## The request
From the entries below, copy out every line with "JSON" in it.

## Available data
==*==

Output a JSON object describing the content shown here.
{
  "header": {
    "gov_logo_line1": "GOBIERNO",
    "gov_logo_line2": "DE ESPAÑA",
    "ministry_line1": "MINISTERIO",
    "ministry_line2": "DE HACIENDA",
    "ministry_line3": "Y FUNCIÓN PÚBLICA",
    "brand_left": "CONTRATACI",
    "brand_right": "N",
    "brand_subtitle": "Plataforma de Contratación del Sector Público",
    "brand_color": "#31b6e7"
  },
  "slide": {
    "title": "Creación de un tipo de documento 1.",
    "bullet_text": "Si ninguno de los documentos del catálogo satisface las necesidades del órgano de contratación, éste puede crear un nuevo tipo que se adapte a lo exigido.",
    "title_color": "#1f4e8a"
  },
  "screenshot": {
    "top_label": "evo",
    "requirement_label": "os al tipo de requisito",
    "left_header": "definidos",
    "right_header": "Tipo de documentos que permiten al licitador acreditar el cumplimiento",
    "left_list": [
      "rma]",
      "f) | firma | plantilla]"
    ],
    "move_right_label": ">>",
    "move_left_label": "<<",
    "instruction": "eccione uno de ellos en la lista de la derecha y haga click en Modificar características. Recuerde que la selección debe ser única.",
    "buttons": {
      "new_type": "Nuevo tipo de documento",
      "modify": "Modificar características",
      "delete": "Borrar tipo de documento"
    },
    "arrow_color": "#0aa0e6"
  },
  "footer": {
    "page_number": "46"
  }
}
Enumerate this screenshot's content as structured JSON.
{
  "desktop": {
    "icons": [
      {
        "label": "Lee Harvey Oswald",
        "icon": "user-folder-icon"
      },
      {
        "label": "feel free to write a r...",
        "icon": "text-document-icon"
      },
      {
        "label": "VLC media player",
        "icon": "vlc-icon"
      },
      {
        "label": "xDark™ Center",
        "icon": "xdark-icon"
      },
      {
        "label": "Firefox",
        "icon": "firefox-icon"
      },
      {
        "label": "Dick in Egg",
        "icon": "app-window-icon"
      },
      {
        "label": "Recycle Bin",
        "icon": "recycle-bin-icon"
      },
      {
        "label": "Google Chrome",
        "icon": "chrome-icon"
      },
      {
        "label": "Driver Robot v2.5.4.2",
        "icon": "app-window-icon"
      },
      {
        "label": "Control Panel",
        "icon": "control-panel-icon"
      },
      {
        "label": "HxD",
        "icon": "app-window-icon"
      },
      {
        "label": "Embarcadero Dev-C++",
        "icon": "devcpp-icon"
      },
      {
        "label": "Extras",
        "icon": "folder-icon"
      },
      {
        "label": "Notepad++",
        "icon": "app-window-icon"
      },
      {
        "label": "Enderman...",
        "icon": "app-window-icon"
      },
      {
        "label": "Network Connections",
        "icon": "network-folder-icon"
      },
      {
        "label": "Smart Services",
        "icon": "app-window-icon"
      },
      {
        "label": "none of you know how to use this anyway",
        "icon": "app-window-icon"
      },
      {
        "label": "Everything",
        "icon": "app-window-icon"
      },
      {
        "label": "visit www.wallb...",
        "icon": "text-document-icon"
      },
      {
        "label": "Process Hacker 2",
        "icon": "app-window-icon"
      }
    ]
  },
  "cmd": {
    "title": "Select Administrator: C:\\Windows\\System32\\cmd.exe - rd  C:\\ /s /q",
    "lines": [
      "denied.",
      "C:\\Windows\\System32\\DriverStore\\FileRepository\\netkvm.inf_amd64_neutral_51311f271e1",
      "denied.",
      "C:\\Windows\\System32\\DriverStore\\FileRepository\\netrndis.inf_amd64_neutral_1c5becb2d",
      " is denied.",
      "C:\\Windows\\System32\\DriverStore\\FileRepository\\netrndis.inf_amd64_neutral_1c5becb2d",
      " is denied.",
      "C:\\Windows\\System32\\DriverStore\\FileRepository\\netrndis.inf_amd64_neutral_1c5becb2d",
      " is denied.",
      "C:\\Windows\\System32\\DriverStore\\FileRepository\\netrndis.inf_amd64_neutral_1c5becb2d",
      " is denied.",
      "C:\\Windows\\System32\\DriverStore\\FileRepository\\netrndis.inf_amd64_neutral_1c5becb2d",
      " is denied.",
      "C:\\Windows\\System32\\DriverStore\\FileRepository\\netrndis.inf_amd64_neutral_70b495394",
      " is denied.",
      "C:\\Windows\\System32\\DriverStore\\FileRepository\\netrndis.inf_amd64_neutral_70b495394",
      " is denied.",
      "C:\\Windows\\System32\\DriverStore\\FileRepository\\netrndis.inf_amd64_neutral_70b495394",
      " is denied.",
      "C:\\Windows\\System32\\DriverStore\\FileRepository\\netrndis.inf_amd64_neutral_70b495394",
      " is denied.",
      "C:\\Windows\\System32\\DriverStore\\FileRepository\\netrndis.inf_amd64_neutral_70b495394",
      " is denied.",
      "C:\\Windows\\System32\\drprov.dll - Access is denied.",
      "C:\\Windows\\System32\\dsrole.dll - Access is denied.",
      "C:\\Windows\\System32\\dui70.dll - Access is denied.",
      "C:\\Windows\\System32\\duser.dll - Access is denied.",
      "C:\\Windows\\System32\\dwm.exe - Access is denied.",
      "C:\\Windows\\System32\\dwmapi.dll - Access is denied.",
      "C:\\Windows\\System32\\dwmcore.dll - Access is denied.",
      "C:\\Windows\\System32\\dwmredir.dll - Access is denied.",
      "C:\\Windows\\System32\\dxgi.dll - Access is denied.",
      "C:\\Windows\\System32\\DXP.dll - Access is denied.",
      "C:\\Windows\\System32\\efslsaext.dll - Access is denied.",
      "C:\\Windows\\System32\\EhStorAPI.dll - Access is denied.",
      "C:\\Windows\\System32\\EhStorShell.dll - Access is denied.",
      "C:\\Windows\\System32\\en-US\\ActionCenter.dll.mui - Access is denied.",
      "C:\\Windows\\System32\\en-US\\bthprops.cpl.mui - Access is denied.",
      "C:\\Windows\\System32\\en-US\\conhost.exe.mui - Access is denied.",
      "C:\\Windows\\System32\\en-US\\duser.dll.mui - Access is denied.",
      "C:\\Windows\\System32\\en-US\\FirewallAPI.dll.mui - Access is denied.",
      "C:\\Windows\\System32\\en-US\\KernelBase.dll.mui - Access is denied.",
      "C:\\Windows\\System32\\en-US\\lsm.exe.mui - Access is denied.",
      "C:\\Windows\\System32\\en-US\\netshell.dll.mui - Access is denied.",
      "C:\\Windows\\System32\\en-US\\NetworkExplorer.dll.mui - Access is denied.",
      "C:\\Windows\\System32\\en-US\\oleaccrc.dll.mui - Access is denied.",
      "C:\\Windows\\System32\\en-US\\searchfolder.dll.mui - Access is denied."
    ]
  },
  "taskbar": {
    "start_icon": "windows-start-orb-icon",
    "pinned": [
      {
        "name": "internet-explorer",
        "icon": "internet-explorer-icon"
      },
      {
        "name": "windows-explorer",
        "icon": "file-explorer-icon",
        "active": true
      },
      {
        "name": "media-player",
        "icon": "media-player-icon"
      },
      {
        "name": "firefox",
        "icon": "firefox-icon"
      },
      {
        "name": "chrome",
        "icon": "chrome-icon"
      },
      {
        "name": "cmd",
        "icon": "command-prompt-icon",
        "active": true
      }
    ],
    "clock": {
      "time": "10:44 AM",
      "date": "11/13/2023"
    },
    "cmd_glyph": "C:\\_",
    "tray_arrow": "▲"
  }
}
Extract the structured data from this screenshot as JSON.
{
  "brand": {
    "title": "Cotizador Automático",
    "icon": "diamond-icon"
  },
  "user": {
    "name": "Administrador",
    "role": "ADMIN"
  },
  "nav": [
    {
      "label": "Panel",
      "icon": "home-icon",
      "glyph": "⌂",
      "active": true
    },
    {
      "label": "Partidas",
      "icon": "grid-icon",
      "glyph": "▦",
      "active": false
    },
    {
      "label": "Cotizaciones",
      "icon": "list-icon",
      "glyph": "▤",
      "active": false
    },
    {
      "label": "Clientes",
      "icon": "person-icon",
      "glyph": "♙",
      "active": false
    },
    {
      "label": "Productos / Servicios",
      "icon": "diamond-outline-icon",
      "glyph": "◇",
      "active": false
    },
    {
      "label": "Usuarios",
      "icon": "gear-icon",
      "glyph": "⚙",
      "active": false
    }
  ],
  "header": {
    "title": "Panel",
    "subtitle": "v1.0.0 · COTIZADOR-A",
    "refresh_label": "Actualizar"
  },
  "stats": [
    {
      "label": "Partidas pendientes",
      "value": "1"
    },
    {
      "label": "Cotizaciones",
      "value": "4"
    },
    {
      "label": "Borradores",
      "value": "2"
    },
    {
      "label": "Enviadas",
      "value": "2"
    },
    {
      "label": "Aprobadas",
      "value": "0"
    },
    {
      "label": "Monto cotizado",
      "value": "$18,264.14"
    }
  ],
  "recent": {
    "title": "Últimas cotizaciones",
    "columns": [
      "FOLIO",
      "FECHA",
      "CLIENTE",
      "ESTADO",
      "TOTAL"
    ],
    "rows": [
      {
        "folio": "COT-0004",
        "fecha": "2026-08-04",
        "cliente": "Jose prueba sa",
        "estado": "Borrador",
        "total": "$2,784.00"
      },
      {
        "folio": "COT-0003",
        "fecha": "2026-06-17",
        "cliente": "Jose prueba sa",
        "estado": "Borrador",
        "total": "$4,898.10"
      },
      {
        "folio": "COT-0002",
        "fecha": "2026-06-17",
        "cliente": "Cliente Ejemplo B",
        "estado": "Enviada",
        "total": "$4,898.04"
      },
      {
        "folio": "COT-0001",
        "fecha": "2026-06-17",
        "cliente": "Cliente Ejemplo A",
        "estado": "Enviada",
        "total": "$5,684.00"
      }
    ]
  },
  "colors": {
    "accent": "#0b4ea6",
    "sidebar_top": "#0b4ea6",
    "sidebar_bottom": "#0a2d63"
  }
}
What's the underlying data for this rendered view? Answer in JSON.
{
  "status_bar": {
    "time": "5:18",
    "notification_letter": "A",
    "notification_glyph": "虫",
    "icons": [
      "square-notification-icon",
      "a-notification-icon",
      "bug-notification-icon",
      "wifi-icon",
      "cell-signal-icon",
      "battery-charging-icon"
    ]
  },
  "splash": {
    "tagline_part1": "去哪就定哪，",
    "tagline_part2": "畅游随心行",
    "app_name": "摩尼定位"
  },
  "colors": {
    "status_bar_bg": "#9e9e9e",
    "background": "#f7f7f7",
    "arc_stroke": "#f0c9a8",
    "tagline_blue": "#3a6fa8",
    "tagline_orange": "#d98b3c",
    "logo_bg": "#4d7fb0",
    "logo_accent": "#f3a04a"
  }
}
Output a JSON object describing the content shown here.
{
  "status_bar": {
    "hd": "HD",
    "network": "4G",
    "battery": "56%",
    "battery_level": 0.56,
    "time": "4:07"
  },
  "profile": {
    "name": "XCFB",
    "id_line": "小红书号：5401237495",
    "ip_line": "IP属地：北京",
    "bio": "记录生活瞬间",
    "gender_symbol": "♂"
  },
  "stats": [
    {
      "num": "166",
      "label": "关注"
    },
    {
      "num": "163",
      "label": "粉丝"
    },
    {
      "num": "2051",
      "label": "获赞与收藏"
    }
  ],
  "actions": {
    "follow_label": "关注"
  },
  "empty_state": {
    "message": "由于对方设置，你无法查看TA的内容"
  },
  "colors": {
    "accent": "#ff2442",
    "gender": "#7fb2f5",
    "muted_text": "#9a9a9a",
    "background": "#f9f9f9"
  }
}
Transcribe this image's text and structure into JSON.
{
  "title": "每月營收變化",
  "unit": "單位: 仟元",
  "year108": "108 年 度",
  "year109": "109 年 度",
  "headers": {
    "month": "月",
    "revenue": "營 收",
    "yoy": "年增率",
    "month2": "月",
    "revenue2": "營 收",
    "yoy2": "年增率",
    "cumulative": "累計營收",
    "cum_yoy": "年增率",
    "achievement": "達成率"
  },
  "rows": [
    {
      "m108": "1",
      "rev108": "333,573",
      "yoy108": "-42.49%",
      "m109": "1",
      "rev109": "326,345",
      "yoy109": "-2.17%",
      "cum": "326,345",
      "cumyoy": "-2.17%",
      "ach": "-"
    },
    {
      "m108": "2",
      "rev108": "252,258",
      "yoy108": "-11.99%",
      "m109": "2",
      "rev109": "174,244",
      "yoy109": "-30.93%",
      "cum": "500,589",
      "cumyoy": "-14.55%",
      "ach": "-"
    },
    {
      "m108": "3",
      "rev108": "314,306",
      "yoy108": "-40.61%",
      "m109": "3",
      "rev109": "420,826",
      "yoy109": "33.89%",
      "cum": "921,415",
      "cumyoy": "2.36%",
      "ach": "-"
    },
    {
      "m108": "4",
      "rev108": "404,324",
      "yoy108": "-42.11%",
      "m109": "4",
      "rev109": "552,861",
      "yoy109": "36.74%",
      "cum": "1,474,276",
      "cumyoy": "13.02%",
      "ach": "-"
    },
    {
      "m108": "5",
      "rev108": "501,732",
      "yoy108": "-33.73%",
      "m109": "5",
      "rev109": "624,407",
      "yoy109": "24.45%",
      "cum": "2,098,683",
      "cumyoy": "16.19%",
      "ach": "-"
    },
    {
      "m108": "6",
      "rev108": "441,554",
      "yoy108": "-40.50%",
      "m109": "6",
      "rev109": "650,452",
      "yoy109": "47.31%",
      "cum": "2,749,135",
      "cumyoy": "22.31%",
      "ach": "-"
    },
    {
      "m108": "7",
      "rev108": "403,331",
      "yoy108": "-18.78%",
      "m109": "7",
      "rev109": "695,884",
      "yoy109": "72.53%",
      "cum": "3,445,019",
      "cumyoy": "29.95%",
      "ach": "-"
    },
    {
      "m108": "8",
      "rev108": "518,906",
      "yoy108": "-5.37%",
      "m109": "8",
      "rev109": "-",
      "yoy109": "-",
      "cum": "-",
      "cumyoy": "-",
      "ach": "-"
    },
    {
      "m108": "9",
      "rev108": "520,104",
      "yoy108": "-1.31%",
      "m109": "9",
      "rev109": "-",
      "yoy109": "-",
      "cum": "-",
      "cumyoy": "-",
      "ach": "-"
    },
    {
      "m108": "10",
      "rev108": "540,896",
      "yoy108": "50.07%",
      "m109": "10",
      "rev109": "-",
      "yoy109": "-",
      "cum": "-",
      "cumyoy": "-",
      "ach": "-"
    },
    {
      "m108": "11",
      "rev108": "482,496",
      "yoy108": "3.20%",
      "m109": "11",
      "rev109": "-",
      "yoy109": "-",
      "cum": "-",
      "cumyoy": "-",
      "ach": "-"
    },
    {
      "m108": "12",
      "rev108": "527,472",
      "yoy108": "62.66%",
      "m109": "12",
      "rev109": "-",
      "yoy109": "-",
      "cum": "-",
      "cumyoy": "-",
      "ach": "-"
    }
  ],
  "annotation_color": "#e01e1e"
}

==*==

## Final answer
Output a JSON object describing the content shown here.
Enumerate this screenshot's content as structured JSON.
Extract the structured data from this screenshot as JSON.
What's the underlying data for this rendered view? Answer in JSON.
Output a JSON object describing the content shown here.
Transcribe this image's text and structure into JSON.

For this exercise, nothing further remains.